[Element and region data]
------------------------------
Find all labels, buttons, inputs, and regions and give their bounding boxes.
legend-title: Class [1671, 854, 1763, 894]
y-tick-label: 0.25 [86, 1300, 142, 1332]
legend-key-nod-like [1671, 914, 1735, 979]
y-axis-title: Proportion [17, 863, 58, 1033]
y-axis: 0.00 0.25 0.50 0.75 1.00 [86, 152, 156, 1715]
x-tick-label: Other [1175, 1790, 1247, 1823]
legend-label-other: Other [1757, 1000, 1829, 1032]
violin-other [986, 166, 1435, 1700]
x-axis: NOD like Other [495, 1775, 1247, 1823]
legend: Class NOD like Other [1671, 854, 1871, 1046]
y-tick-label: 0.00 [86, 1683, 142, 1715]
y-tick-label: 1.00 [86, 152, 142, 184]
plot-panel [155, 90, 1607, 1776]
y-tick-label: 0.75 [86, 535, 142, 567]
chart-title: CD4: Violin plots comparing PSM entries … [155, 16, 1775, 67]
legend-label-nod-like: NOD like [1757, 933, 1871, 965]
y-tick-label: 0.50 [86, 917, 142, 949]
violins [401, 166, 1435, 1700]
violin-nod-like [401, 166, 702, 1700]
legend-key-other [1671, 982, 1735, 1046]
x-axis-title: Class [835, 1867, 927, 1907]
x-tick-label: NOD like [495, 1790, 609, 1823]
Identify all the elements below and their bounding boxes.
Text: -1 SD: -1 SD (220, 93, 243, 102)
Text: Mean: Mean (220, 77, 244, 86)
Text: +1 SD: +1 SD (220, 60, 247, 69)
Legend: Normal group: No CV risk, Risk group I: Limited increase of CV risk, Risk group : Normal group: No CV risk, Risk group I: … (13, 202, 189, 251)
------------------------------
Extract every line of the records that contains the string "like".

TASK ANSWER ::
legend-key-nod-like [1671, 914, 1735, 979]
x-axis: NOD like Other [495, 1775, 1247, 1823]
legend: Class NOD like Other [1671, 854, 1871, 1046]
legend-label-nod-like: NOD like [1757, 933, 1871, 965]
violin-nod-like [401, 166, 702, 1700]
x-tick-label: NOD like [495, 1790, 609, 1823]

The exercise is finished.